REQUIRED WORK>
Single out each line with the word "Παραγγελίες" and copy it.
[Start SOURCE DATA]
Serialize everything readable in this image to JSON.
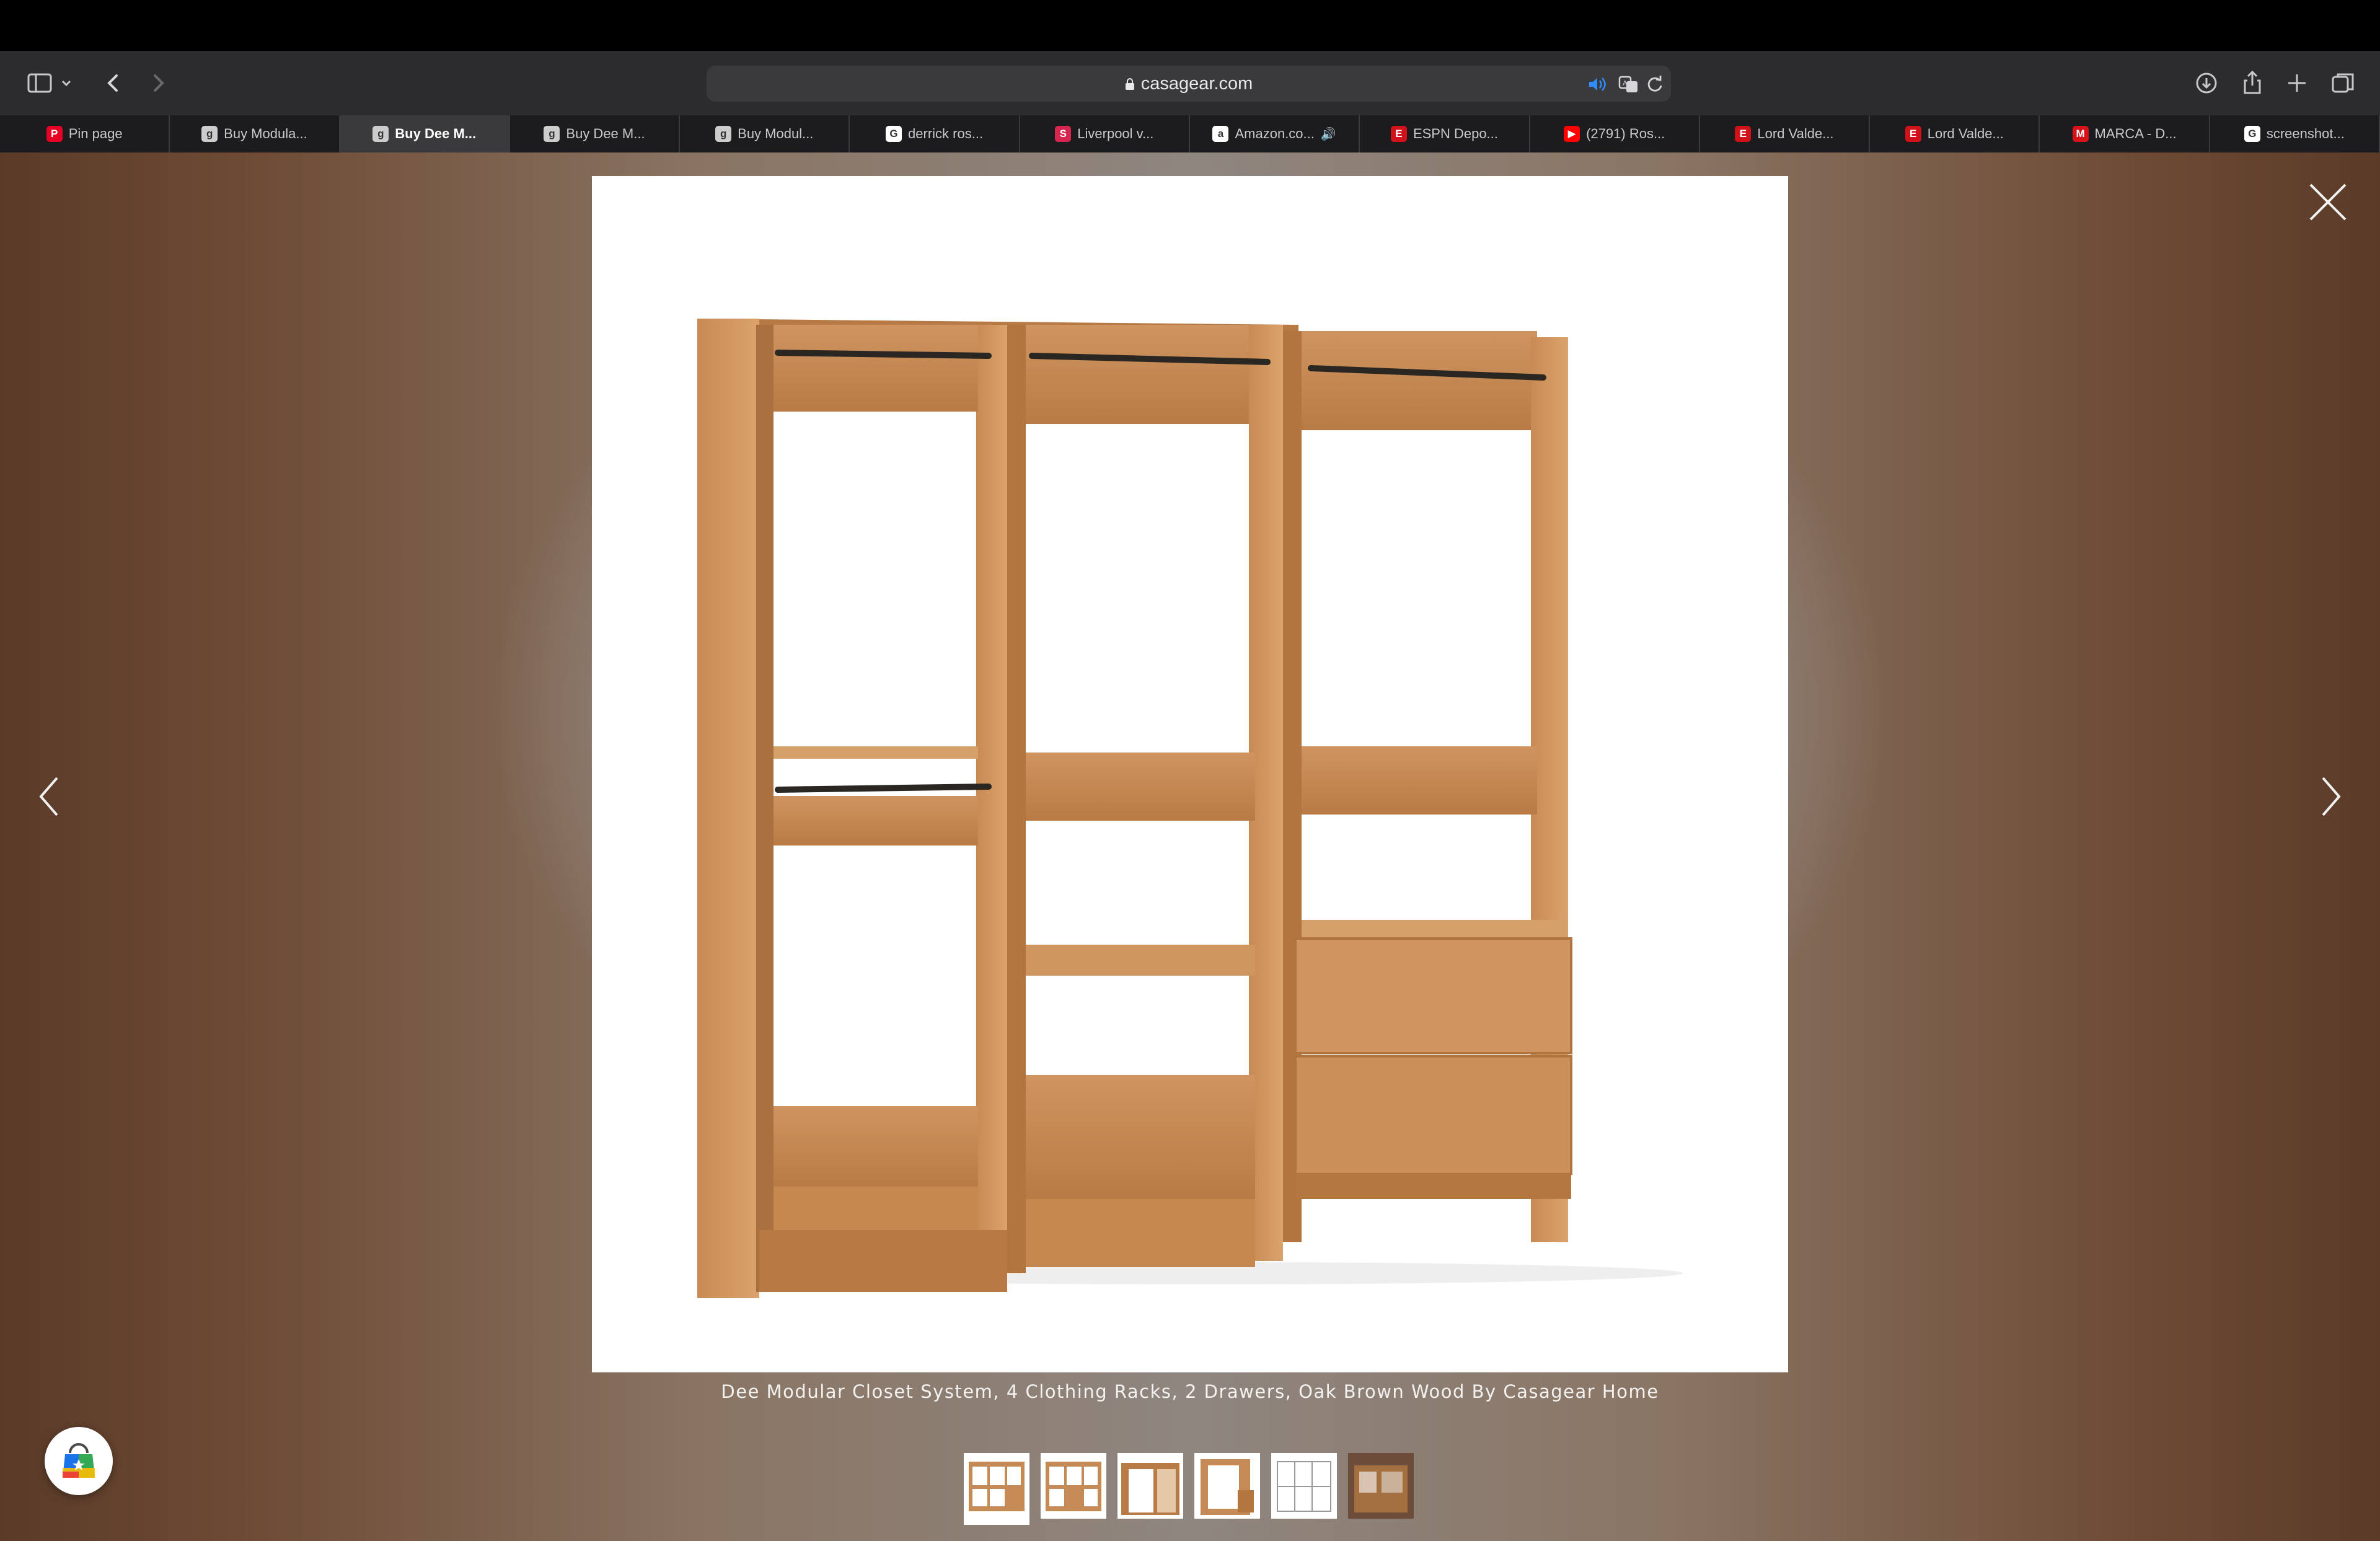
{
  "browser": {
    "url": "casagear.com",
    "tabs": [
      {
        "label": "Pin page",
        "icon": "pinterest-icon",
        "color": "#e60023",
        "glyph": "P"
      },
      {
        "label": "Buy Modula...",
        "icon": "casagear-icon",
        "color": "#cccccc",
        "glyph": "g"
      },
      {
        "label": "Buy Dee M...",
        "icon": "casagear-icon",
        "color": "#cccccc",
        "glyph": "g",
        "active": true
      },
      {
        "label": "Buy Dee M...",
        "icon": "casagear-icon",
        "color": "#cccccc",
        "glyph": "g"
      },
      {
        "label": "Buy Modul...",
        "icon": "casagear-icon",
        "color": "#cccccc",
        "glyph": "g"
      },
      {
        "label": "derrick ros...",
        "icon": "google-icon",
        "color": "#ffffff",
        "glyph": "G"
      },
      {
        "label": "Liverpool v...",
        "icon": "sofascore-icon",
        "color": "#d6254e",
        "glyph": "S"
      },
      {
        "label": "Amazon.co...",
        "icon": "amazon-icon",
        "color": "#ffffff",
        "glyph": "a",
        "speaker": "🔊"
      },
      {
        "label": "ESPN Depo...",
        "icon": "espn-icon",
        "color": "#d1121a",
        "glyph": "E"
      },
      {
        "label": "(2791) Ros...",
        "icon": "youtube-icon",
        "color": "#ff0000",
        "glyph": "▶"
      },
      {
        "label": "Lord Valde...",
        "icon": "espn-icon",
        "color": "#d1121a",
        "glyph": "E"
      },
      {
        "label": "Lord Valde...",
        "icon": "espn-icon",
        "color": "#d1121a",
        "glyph": "E"
      },
      {
        "label": "MARCA - D...",
        "icon": "marca-icon",
        "color": "#d6131b",
        "glyph": "M"
      },
      {
        "label": "screenshot...",
        "icon": "google-icon",
        "color": "#ffffff",
        "glyph": "G"
      }
    ]
  },
  "lightbox": {
    "caption": "Dee Modular Closet System, 4 Clothing Racks, 2 Drawers, Oak Brown Wood By Casagear Home",
    "thumbnail_count": 6,
    "active_thumbnail": 1
  },
  "colors": {
    "wood": "#c58a55",
    "wood_dark": "#a86f3f",
    "wood_light": "#d9a06a",
    "rod": "#2a2622"
  }
}
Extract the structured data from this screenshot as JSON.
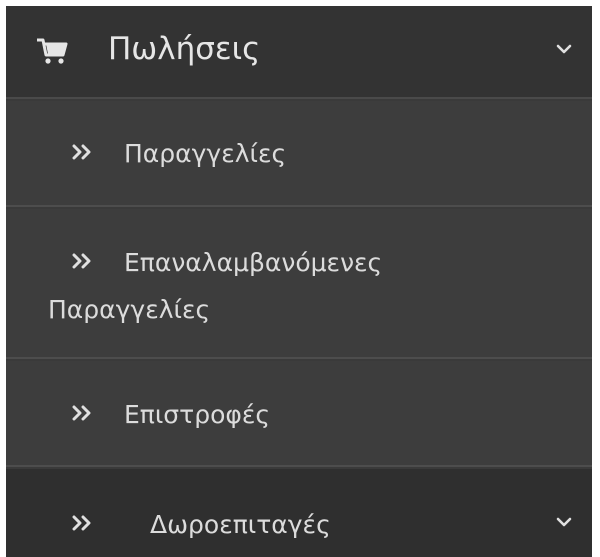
{
  "menu": {
    "sales": {
      "label": "Πωλήσεις",
      "icon": "cart-icon",
      "expanded": true
    },
    "items": [
      {
        "label": "Παραγγελίες",
        "icon": "double-chevron-right-icon"
      },
      {
        "label_line1": "Επαναλαμβανόμενες",
        "label_line2": "Παραγγελίες",
        "icon": "double-chevron-right-icon"
      },
      {
        "label": "Επιστροφές",
        "icon": "double-chevron-right-icon"
      },
      {
        "label": "Δωροεπιταγές",
        "icon": "double-chevron-right-icon",
        "expandable": true
      }
    ]
  },
  "colors": {
    "header_bg": "#333333",
    "item_bg": "#3d3d3d",
    "last_item_bg": "#2f2f2f",
    "text": "#dcdcdc",
    "divider": "#4d4d4d"
  }
}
[End SOURCE DATA]
OUTPUT>
        "label": "Παραγγελίες",
        "label_line2": "Παραγγελίες",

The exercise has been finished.